[Start EXERCISE MATERIALS]

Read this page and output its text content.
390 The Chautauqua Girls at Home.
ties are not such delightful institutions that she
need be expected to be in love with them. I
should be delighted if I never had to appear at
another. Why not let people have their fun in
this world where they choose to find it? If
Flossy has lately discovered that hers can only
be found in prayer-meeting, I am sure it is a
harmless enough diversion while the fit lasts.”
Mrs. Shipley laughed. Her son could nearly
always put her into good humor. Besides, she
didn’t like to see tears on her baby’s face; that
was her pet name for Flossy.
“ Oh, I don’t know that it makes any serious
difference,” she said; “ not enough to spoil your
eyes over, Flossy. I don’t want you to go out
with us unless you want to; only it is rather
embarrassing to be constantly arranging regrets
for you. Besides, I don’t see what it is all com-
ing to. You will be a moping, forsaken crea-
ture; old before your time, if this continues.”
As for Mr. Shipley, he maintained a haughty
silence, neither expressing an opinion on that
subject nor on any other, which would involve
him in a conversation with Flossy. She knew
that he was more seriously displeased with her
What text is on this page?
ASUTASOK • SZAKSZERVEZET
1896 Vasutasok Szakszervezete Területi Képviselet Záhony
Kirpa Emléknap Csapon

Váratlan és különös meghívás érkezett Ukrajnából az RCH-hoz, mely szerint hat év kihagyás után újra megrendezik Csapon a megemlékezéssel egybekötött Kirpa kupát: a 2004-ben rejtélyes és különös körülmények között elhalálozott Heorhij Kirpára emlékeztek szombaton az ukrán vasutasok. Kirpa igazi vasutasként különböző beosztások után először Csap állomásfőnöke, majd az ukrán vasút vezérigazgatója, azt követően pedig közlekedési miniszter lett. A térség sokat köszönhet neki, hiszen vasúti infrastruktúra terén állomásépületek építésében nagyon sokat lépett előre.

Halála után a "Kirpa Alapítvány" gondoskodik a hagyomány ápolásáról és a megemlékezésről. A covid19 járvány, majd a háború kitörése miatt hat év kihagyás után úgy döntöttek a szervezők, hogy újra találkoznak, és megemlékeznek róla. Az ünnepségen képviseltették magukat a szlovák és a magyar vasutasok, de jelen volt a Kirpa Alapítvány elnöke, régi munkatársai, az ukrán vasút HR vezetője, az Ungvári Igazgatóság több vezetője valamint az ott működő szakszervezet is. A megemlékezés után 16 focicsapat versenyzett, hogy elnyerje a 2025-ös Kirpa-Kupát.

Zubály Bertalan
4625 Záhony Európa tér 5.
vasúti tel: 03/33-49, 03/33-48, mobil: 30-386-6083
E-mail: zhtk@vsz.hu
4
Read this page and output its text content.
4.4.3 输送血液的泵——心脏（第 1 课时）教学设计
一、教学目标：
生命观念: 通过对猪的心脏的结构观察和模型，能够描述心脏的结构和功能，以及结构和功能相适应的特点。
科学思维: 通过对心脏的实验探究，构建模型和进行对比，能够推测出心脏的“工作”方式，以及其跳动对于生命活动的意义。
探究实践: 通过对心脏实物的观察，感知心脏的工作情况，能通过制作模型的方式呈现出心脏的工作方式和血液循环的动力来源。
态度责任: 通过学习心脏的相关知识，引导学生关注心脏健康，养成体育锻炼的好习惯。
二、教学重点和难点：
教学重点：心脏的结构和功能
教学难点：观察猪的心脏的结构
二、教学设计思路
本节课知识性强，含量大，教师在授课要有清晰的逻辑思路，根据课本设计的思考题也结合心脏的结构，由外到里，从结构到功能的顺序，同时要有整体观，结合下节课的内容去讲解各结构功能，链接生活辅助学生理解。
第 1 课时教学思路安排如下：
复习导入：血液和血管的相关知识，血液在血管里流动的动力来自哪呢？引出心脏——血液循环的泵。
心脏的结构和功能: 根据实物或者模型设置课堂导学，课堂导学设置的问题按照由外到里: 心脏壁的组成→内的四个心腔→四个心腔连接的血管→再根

[End EXERCISE MATERIALS]

EXERCISE OBJECTIVE: Search the material above for "Flossy". Pull out each line where it shows up.

THE OUTPUT:
Flossy has lately discovered that hers can only
was her pet name for Flossy.
eyes over, Flossy. I don’t want you to go out
him in a conversation with Flossy. She knew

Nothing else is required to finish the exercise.